─── Entries shown ───

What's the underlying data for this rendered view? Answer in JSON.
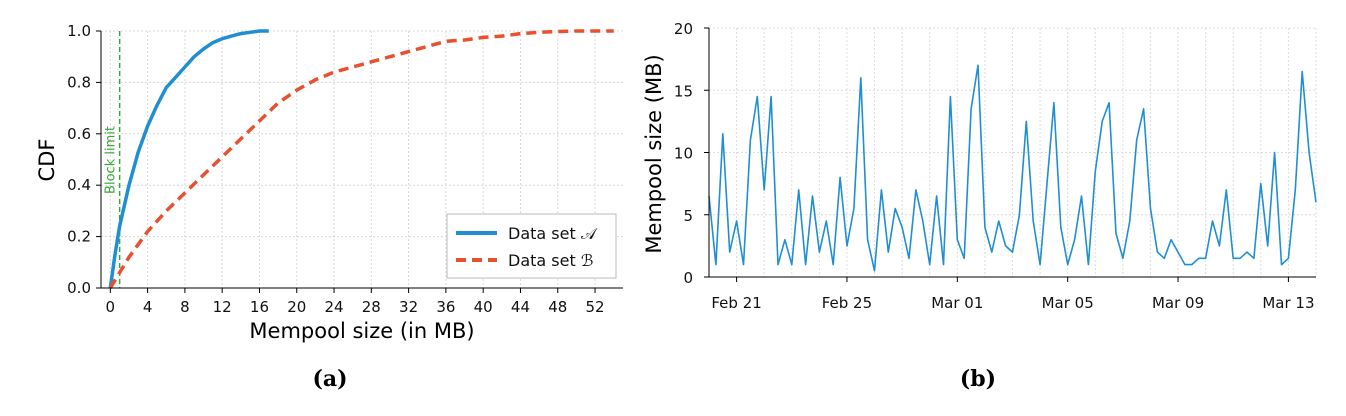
{
  "chart_data": [
    {
      "type": "line",
      "caption": "(a)",
      "xlabel": "Mempool size (in MB)",
      "ylabel": "CDF",
      "xlim": [
        -1,
        55
      ],
      "ylim": [
        0,
        1
      ],
      "xticks": [
        0,
        4,
        8,
        12,
        16,
        20,
        24,
        28,
        32,
        36,
        40,
        44,
        48,
        52
      ],
      "yticks": [
        0.0,
        0.2,
        0.4,
        0.6,
        0.8,
        1.0
      ],
      "ytick_labels": [
        "0.0",
        "0.2",
        "0.4",
        "0.6",
        "0.8",
        "1.0"
      ],
      "grid": true,
      "legend_position": "bottom-right",
      "annotation": {
        "text": "Block limit",
        "x": 1
      },
      "series": [
        {
          "name": "Data set 𝒜",
          "color": "#1f8fd1",
          "style": "solid",
          "x": [
            0,
            0.5,
            1,
            1.5,
            2,
            3,
            4,
            5,
            6,
            7,
            8,
            9,
            10,
            11,
            12,
            13,
            14,
            15,
            16,
            17
          ],
          "y": [
            0.0,
            0.13,
            0.24,
            0.32,
            0.4,
            0.53,
            0.63,
            0.71,
            0.78,
            0.82,
            0.86,
            0.9,
            0.93,
            0.955,
            0.97,
            0.98,
            0.99,
            0.995,
            1.0,
            1.0
          ]
        },
        {
          "name": "Data set ℬ",
          "color": "#e8502f",
          "style": "dashed",
          "x": [
            0,
            1,
            2,
            3,
            4,
            6,
            8,
            10,
            12,
            14,
            16,
            18,
            20,
            22,
            24,
            26,
            28,
            30,
            32,
            34,
            36,
            38,
            40,
            42,
            44,
            46,
            48,
            50,
            52,
            54
          ],
          "y": [
            0.0,
            0.06,
            0.12,
            0.17,
            0.22,
            0.3,
            0.37,
            0.44,
            0.51,
            0.58,
            0.65,
            0.72,
            0.77,
            0.81,
            0.84,
            0.86,
            0.88,
            0.9,
            0.92,
            0.94,
            0.96,
            0.965,
            0.975,
            0.98,
            0.99,
            0.995,
            0.998,
            1.0,
            1.0,
            1.0
          ]
        }
      ]
    },
    {
      "type": "line",
      "caption": "(b)",
      "xlabel": "",
      "ylabel": "Mempool size (MB)",
      "xlim": [
        "2021-02-20",
        "2021-03-14"
      ],
      "ylim": [
        0,
        20
      ],
      "xticks": [
        "Feb 21",
        "Feb 25",
        "Mar 01",
        "Mar 05",
        "Mar 09",
        "Mar 13"
      ],
      "xtick_dates": [
        "2021-02-21",
        "2021-02-25",
        "2021-03-01",
        "2021-03-05",
        "2021-03-09",
        "2021-03-13"
      ],
      "yticks": [
        0,
        5,
        10,
        15,
        20
      ],
      "grid": true,
      "series": [
        {
          "color": "#1f8fd1",
          "x": [
            "2021-02-20T00:00",
            "2021-02-20T06:00",
            "2021-02-20T12:00",
            "2021-02-20T18:00",
            "2021-02-21T00:00",
            "2021-02-21T06:00",
            "2021-02-21T12:00",
            "2021-02-21T18:00",
            "2021-02-22T00:00",
            "2021-02-22T06:00",
            "2021-02-22T12:00",
            "2021-02-22T18:00",
            "2021-02-23T00:00",
            "2021-02-23T06:00",
            "2021-02-23T12:00",
            "2021-02-23T18:00",
            "2021-02-24T00:00",
            "2021-02-24T06:00",
            "2021-02-24T12:00",
            "2021-02-24T18:00",
            "2021-02-25T00:00",
            "2021-02-25T06:00",
            "2021-02-25T12:00",
            "2021-02-25T18:00",
            "2021-02-26T00:00",
            "2021-02-26T06:00",
            "2021-02-26T12:00",
            "2021-02-26T18:00",
            "2021-02-27T00:00",
            "2021-02-27T06:00",
            "2021-02-27T12:00",
            "2021-02-27T18:00",
            "2021-02-28T00:00",
            "2021-02-28T06:00",
            "2021-02-28T12:00",
            "2021-02-28T18:00",
            "2021-03-01T00:00",
            "2021-03-01T06:00",
            "2021-03-01T12:00",
            "2021-03-01T18:00",
            "2021-03-02T00:00",
            "2021-03-02T06:00",
            "2021-03-02T12:00",
            "2021-03-02T18:00",
            "2021-03-03T00:00",
            "2021-03-03T06:00",
            "2021-03-03T12:00",
            "2021-03-03T18:00",
            "2021-03-04T00:00",
            "2021-03-04T06:00",
            "2021-03-04T12:00",
            "2021-03-04T18:00",
            "2021-03-05T00:00",
            "2021-03-05T06:00",
            "2021-03-05T12:00",
            "2021-03-05T18:00",
            "2021-03-06T00:00",
            "2021-03-06T06:00",
            "2021-03-06T12:00",
            "2021-03-06T18:00",
            "2021-03-07T00:00",
            "2021-03-07T06:00",
            "2021-03-07T12:00",
            "2021-03-07T18:00",
            "2021-03-08T00:00",
            "2021-03-08T06:00",
            "2021-03-08T12:00",
            "2021-03-08T18:00",
            "2021-03-09T00:00",
            "2021-03-09T06:00",
            "2021-03-09T12:00",
            "2021-03-09T18:00",
            "2021-03-10T00:00",
            "2021-03-10T06:00",
            "2021-03-10T12:00",
            "2021-03-10T18:00",
            "2021-03-11T00:00",
            "2021-03-11T06:00",
            "2021-03-11T12:00",
            "2021-03-11T18:00",
            "2021-03-12T00:00",
            "2021-03-12T06:00",
            "2021-03-12T12:00",
            "2021-03-12T18:00",
            "2021-03-13T00:00",
            "2021-03-13T06:00",
            "2021-03-13T12:00",
            "2021-03-13T18:00",
            "2021-03-14T00:00"
          ],
          "y": [
            6.5,
            1.0,
            11.5,
            2.0,
            4.5,
            1.0,
            11.0,
            14.5,
            7.0,
            14.5,
            1.0,
            3.0,
            1.0,
            7.0,
            1.0,
            6.5,
            2.0,
            4.5,
            1.0,
            8.0,
            2.5,
            5.5,
            16.0,
            3.0,
            0.5,
            7.0,
            2.0,
            5.5,
            4.0,
            1.5,
            7.0,
            4.5,
            1.0,
            6.5,
            1.0,
            14.5,
            3.0,
            1.5,
            13.5,
            17.0,
            4.0,
            2.0,
            4.5,
            2.5,
            2.0,
            5.0,
            12.5,
            4.5,
            1.0,
            7.5,
            14.0,
            4.0,
            1.0,
            3.0,
            6.5,
            1.0,
            8.5,
            12.5,
            14.0,
            3.5,
            1.5,
            4.5,
            11.0,
            13.5,
            5.5,
            2.0,
            1.5,
            3.0,
            2.0,
            1.0,
            1.0,
            1.5,
            1.5,
            4.5,
            2.5,
            7.0,
            1.5,
            1.5,
            2.0,
            1.5,
            7.5,
            2.5,
            10.0,
            1.0,
            1.5,
            7.0,
            16.5,
            10.0,
            6.0
          ]
        }
      ]
    }
  ]
}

───

### Given task
Output the data above without changes, apart from leaving out the pictures.

### Output
What's the underlying data for this rendered view? Answer in JSON.
{
  "chart_data": [
    {
      "type": "line",
      "caption": "(a)",
      "xlabel": "Mempool size (in MB)",
      "ylabel": "CDF",
      "xlim": [
        -1,
        55
      ],
      "ylim": [
        0,
        1
      ],
      "xticks": [
        0,
        4,
        8,
        12,
        16,
        20,
        24,
        28,
        32,
        36,
        40,
        44,
        48,
        52
      ],
      "yticks": [
        0.0,
        0.2,
        0.4,
        0.6,
        0.8,
        1.0
      ],
      "ytick_labels": [
        "0.0",
        "0.2",
        "0.4",
        "0.6",
        "0.8",
        "1.0"
      ],
      "grid": true,
      "legend_position": "bottom-right",
      "annotation": {
        "text": "Block limit",
        "x": 1
      },
      "series": [
        {
          "name": "Data set 𝒜",
          "color": "#1f8fd1",
          "style": "solid",
          "x": [
            0,
            0.5,
            1,
            1.5,
            2,
            3,
            4,
            5,
            6,
            7,
            8,
            9,
            10,
            11,
            12,
            13,
            14,
            15,
            16,
            17
          ],
          "y": [
            0.0,
            0.13,
            0.24,
            0.32,
            0.4,
            0.53,
            0.63,
            0.71,
            0.78,
            0.82,
            0.86,
            0.9,
            0.93,
            0.955,
            0.97,
            0.98,
            0.99,
            0.995,
            1.0,
            1.0
          ]
        },
        {
          "name": "Data set ℬ",
          "color": "#e8502f",
          "style": "dashed",
          "x": [
            0,
            1,
            2,
            3,
            4,
            6,
            8,
            10,
            12,
            14,
            16,
            18,
            20,
            22,
            24,
            26,
            28,
            30,
            32,
            34,
            36,
            38,
            40,
            42,
            44,
            46,
            48,
            50,
            52,
            54
          ],
          "y": [
            0.0,
            0.06,
            0.12,
            0.17,
            0.22,
            0.3,
            0.37,
            0.44,
            0.51,
            0.58,
            0.65,
            0.72,
            0.77,
            0.81,
            0.84,
            0.86,
            0.88,
            0.9,
            0.92,
            0.94,
            0.96,
            0.965,
            0.975,
            0.98,
            0.99,
            0.995,
            0.998,
            1.0,
            1.0,
            1.0
          ]
        }
      ]
    },
    {
      "type": "line",
      "caption": "(b)",
      "xlabel": "",
      "ylabel": "Mempool size (MB)",
      "xlim": [
        "2021-02-20",
        "2021-03-14"
      ],
      "ylim": [
        0,
        20
      ],
      "xticks": [
        "Feb 21",
        "Feb 25",
        "Mar 01",
        "Mar 05",
        "Mar 09",
        "Mar 13"
      ],
      "xtick_dates": [
        "2021-02-21",
        "2021-02-25",
        "2021-03-01",
        "2021-03-05",
        "2021-03-09",
        "2021-03-13"
      ],
      "yticks": [
        0,
        5,
        10,
        15,
        20
      ],
      "grid": true,
      "series": [
        {
          "color": "#1f8fd1",
          "x": [
            "2021-02-20T00:00",
            "2021-02-20T06:00",
            "2021-02-20T12:00",
            "2021-02-20T18:00",
            "2021-02-21T00:00",
            "2021-02-21T06:00",
            "2021-02-21T12:00",
            "2021-02-21T18:00",
            "2021-02-22T00:00",
            "2021-02-22T06:00",
            "2021-02-22T12:00",
            "2021-02-22T18:00",
            "2021-02-23T00:00",
            "2021-02-23T06:00",
            "2021-02-23T12:00",
            "2021-02-23T18:00",
            "2021-02-24T00:00",
            "2021-02-24T06:00",
            "2021-02-24T12:00",
            "2021-02-24T18:00",
            "2021-02-25T00:00",
            "2021-02-25T06:00",
            "2021-02-25T12:00",
            "2021-02-25T18:00",
            "2021-02-26T00:00",
            "2021-02-26T06:00",
            "2021-02-26T12:00",
            "2021-02-26T18:00",
            "2021-02-27T00:00",
            "2021-02-27T06:00",
            "2021-02-27T12:00",
            "2021-02-27T18:00",
            "2021-02-28T00:00",
            "2021-02-28T06:00",
            "2021-02-28T12:00",
            "2021-02-28T18:00",
            "2021-03-01T00:00",
            "2021-03-01T06:00",
            "2021-03-01T12:00",
            "2021-03-01T18:00",
            "2021-03-02T00:00",
            "2021-03-02T06:00",
            "2021-03-02T12:00",
            "2021-03-02T18:00",
            "2021-03-03T00:00",
            "2021-03-03T06:00",
            "2021-03-03T12:00",
            "2021-03-03T18:00",
            "2021-03-04T00:00",
            "2021-03-04T06:00",
            "2021-03-04T12:00",
            "2021-03-04T18:00",
            "2021-03-05T00:00",
            "2021-03-05T06:00",
            "2021-03-05T12:00",
            "2021-03-05T18:00",
            "2021-03-06T00:00",
            "2021-03-06T06:00",
            "2021-03-06T12:00",
            "2021-03-06T18:00",
            "2021-03-07T00:00",
            "2021-03-07T06:00",
            "2021-03-07T12:00",
            "2021-03-07T18:00",
            "2021-03-08T00:00",
            "2021-03-08T06:00",
            "2021-03-08T12:00",
            "2021-03-08T18:00",
            "2021-03-09T00:00",
            "2021-03-09T06:00",
            "2021-03-09T12:00",
            "2021-03-09T18:00",
            "2021-03-10T00:00",
            "2021-03-10T06:00",
            "2021-03-10T12:00",
            "2021-03-10T18:00",
            "2021-03-11T00:00",
            "2021-03-11T06:00",
            "2021-03-11T12:00",
            "2021-03-11T18:00",
            "2021-03-12T00:00",
            "2021-03-12T06:00",
            "2021-03-12T12:00",
            "2021-03-12T18:00",
            "2021-03-13T00:00",
            "2021-03-13T06:00",
            "2021-03-13T12:00",
            "2021-03-13T18:00",
            "2021-03-14T00:00"
          ],
          "y": [
            6.5,
            1.0,
            11.5,
            2.0,
            4.5,
            1.0,
            11.0,
            14.5,
            7.0,
            14.5,
            1.0,
            3.0,
            1.0,
            7.0,
            1.0,
            6.5,
            2.0,
            4.5,
            1.0,
            8.0,
            2.5,
            5.5,
            16.0,
            3.0,
            0.5,
            7.0,
            2.0,
            5.5,
            4.0,
            1.5,
            7.0,
            4.5,
            1.0,
            6.5,
            1.0,
            14.5,
            3.0,
            1.5,
            13.5,
            17.0,
            4.0,
            2.0,
            4.5,
            2.5,
            2.0,
            5.0,
            12.5,
            4.5,
            1.0,
            7.5,
            14.0,
            4.0,
            1.0,
            3.0,
            6.5,
            1.0,
            8.5,
            12.5,
            14.0,
            3.5,
            1.5,
            4.5,
            11.0,
            13.5,
            5.5,
            2.0,
            1.5,
            3.0,
            2.0,
            1.0,
            1.0,
            1.5,
            1.5,
            4.5,
            2.5,
            7.0,
            1.5,
            1.5,
            2.0,
            1.5,
            7.5,
            2.5,
            10.0,
            1.0,
            1.5,
            7.0,
            16.5,
            10.0,
            6.0
          ]
        }
      ]
    }
  ]
}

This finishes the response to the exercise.